SHORT EXERCISE. Pull every line containing "MainScene" from the entries.
Start of PROVIDED RECORDS
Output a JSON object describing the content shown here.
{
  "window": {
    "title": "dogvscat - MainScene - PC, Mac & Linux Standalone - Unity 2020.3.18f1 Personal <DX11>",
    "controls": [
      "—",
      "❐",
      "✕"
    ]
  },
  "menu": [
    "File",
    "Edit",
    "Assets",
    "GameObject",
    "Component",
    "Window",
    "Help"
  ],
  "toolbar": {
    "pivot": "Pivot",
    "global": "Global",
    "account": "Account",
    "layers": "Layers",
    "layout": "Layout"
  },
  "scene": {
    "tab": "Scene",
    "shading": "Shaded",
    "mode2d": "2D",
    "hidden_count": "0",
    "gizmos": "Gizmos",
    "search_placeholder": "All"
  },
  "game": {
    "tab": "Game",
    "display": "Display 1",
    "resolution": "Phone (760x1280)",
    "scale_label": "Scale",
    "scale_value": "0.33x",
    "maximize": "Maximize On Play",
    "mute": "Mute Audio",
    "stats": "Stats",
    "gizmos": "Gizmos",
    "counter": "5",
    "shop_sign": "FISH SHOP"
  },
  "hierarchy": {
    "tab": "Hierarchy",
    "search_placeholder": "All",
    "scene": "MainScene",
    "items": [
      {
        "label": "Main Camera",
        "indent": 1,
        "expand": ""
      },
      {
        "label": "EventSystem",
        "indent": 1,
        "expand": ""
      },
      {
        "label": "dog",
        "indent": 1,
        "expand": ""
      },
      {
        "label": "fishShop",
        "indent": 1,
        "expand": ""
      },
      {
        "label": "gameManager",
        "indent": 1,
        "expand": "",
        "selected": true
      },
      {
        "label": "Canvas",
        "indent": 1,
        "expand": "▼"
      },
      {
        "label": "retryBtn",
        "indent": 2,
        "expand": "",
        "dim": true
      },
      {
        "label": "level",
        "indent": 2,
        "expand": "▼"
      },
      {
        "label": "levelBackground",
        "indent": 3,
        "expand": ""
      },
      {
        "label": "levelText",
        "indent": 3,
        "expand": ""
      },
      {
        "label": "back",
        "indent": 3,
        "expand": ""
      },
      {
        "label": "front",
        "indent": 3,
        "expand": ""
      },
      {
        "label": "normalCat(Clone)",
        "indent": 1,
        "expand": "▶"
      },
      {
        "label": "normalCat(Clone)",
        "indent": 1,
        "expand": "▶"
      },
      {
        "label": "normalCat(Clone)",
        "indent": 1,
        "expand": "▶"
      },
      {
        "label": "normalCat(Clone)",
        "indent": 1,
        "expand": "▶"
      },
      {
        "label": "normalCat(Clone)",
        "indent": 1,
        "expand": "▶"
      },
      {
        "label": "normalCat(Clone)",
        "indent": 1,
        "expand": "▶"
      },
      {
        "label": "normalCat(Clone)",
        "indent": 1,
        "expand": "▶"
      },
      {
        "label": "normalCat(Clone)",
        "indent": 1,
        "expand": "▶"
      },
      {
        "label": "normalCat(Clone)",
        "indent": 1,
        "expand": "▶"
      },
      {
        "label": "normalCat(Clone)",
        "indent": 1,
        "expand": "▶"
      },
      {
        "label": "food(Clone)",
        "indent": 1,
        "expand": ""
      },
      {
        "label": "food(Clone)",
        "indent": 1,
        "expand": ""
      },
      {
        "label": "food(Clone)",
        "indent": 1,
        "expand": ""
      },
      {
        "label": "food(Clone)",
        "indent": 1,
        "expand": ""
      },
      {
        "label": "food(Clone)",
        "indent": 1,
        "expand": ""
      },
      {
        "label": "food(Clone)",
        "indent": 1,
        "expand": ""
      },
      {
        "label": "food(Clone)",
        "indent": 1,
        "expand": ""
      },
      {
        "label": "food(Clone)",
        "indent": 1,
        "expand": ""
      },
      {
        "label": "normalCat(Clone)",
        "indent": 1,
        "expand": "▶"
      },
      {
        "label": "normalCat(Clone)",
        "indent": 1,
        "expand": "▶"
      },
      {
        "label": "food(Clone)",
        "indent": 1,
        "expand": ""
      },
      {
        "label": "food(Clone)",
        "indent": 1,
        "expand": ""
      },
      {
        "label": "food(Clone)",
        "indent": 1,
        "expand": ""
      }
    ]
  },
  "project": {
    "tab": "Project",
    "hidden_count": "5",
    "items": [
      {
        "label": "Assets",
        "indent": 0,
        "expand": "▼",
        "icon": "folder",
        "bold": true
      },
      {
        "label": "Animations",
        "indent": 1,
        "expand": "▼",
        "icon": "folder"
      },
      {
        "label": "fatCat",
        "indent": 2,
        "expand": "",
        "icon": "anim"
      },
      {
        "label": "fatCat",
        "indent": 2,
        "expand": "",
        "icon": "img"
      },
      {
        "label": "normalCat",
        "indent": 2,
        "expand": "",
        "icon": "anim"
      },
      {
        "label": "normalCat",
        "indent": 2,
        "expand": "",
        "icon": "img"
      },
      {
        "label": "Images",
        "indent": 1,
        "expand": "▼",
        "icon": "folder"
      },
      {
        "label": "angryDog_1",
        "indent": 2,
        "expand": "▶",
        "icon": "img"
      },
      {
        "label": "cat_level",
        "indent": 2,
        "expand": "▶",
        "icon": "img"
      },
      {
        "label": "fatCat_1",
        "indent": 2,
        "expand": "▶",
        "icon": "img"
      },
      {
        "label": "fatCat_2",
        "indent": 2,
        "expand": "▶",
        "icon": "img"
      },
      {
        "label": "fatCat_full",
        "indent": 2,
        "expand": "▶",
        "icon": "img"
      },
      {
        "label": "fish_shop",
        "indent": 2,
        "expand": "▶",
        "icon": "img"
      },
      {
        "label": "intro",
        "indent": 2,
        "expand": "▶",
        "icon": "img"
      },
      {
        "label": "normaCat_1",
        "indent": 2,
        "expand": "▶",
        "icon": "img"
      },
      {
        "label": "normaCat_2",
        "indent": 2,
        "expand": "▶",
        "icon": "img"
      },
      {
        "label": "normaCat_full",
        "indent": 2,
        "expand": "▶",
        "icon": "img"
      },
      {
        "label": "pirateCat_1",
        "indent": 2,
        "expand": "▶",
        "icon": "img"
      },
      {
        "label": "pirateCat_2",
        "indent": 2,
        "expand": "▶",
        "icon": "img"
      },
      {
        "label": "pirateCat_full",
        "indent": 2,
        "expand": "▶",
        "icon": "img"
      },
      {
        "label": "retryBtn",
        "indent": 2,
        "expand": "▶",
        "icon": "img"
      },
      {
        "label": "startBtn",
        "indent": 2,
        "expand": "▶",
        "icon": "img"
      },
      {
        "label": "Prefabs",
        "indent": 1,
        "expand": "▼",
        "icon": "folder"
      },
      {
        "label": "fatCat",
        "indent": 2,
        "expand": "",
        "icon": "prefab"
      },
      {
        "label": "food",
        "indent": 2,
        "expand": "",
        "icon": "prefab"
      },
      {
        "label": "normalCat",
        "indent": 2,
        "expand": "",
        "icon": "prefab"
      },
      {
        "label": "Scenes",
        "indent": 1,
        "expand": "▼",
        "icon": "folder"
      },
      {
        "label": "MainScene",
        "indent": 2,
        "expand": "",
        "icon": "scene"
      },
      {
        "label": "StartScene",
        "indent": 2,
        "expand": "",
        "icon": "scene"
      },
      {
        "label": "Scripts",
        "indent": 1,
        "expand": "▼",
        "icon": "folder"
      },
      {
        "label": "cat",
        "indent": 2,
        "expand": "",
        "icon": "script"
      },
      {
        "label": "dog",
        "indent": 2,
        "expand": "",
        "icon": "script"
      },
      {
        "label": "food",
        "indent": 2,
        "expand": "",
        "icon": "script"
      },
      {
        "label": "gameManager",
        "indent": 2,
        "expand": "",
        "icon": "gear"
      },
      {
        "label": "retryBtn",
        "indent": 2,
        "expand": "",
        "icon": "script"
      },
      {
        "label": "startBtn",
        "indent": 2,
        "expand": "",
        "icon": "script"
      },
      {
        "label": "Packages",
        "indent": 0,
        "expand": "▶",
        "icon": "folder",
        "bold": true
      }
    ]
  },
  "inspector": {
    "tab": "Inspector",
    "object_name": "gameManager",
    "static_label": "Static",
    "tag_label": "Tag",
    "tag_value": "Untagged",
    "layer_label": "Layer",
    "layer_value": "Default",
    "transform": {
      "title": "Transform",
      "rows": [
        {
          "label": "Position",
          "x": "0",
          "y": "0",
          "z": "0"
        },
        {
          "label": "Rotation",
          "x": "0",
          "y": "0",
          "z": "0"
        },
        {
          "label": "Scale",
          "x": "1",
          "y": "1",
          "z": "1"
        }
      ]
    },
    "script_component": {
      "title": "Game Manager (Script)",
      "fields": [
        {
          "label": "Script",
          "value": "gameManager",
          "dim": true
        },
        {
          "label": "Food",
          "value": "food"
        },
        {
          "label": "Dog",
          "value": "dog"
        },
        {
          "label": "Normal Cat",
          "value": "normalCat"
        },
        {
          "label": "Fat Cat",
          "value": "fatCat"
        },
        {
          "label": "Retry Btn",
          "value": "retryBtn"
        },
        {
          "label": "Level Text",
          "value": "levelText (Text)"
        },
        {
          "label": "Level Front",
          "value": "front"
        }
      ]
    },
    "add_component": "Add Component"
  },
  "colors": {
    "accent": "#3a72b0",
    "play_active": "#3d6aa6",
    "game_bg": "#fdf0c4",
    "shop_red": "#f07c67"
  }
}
End of PROVIDED RECORDS
SOLUTION FOR THIS EXERCISE.
    "title": "dogvscat - MainScene - PC, Mac & Linux Standalone - Unity 2020.3.18f1 Personal <DX11>",
    "scene": "MainScene",
        "label": "MainScene",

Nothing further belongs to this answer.